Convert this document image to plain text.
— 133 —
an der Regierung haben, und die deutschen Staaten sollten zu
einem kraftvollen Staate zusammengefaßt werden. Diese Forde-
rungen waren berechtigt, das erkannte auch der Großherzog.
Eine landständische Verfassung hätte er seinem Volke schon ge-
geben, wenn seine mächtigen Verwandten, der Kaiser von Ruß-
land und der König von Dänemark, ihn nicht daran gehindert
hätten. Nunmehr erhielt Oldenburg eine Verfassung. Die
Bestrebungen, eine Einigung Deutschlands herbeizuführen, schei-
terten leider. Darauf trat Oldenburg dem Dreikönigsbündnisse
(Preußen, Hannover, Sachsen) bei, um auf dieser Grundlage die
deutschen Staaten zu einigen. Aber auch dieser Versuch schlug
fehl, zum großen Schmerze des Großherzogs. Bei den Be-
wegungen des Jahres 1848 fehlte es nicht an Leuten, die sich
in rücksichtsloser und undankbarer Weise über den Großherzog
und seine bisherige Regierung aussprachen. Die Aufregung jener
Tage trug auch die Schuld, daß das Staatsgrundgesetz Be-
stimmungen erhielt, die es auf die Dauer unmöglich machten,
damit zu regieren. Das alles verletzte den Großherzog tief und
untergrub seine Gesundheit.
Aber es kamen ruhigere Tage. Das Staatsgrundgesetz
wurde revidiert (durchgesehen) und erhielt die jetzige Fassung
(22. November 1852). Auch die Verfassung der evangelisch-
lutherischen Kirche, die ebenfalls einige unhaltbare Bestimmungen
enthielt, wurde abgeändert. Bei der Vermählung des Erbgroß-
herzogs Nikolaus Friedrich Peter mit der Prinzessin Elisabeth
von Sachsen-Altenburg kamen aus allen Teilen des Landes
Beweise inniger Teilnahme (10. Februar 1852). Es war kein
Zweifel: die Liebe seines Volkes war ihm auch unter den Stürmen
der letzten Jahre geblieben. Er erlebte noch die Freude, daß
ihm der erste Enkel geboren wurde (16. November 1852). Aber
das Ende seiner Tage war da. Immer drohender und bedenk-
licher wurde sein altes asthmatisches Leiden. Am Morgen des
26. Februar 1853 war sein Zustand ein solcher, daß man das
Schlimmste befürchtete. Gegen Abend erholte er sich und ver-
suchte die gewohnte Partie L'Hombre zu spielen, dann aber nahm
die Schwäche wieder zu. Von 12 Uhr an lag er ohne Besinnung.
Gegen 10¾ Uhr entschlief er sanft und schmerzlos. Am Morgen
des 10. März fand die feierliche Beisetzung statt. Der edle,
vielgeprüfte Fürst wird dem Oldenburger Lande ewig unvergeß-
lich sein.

__Exercise directions__. Take the lines above and print them exactly.

__Completed exercise__.
Convert this document image to plain text.
— 133 —
an der Regierung haben, und die deutschen Staaten sollten zu
einem kraftvollen Staate zusammengefaßt werden. Diese Forde-
rungen waren berechtigt, das erkannte auch der Großherzog.
Eine landständische Verfassung hätte er seinem Volke schon ge-
geben, wenn seine mächtigen Verwandten, der Kaiser von Ruß-
land und der König von Dänemark, ihn nicht daran gehindert
hätten. Nunmehr erhielt Oldenburg eine Verfassung. Die
Bestrebungen, eine Einigung Deutschlands herbeizuführen, schei-
terten leider. Darauf trat Oldenburg dem Dreikönigsbündnisse
(Preußen, Hannover, Sachsen) bei, um auf dieser Grundlage die
deutschen Staaten zu einigen. Aber auch dieser Versuch schlug
fehl, zum großen Schmerze des Großherzogs. Bei den Be-
wegungen des Jahres 1848 fehlte es nicht an Leuten, die sich
in rücksichtsloser und undankbarer Weise über den Großherzog
und seine bisherige Regierung aussprachen. Die Aufregung jener
Tage trug auch die Schuld, daß das Staatsgrundgesetz Be-
stimmungen erhielt, die es auf die Dauer unmöglich machten,
damit zu regieren. Das alles verletzte den Großherzog tief und
untergrub seine Gesundheit.
Aber es kamen ruhigere Tage. Das Staatsgrundgesetz
wurde revidiert (durchgesehen) und erhielt die jetzige Fassung
(22. November 1852). Auch die Verfassung der evangelisch-
lutherischen Kirche, die ebenfalls einige unhaltbare Bestimmungen
enthielt, wurde abgeändert. Bei der Vermählung des Erbgroß-
herzogs Nikolaus Friedrich Peter mit der Prinzessin Elisabeth
von Sachsen-Altenburg kamen aus allen Teilen des Landes
Beweise inniger Teilnahme (10. Februar 1852). Es war kein
Zweifel: die Liebe seines Volkes war ihm auch unter den Stürmen
der letzten Jahre geblieben. Er erlebte noch die Freude, daß
ihm der erste Enkel geboren wurde (16. November 1852). Aber
das Ende seiner Tage war da. Immer drohender und bedenk-
licher wurde sein altes asthmatisches Leiden. Am Morgen des
26. Februar 1853 war sein Zustand ein solcher, daß man das
Schlimmste befürchtete. Gegen Abend erholte er sich und ver-
suchte die gewohnte Partie L'Hombre zu spielen, dann aber nahm
die Schwäche wieder zu. Von 12 Uhr an lag er ohne Besinnung.
Gegen 10¾ Uhr entschlief er sanft und schmerzlos. Am Morgen
des 10. März fand die feierliche Beisetzung statt. Der edle,
vielgeprüfte Fürst wird dem Oldenburger Lande ewig unvergeß-
lich sein.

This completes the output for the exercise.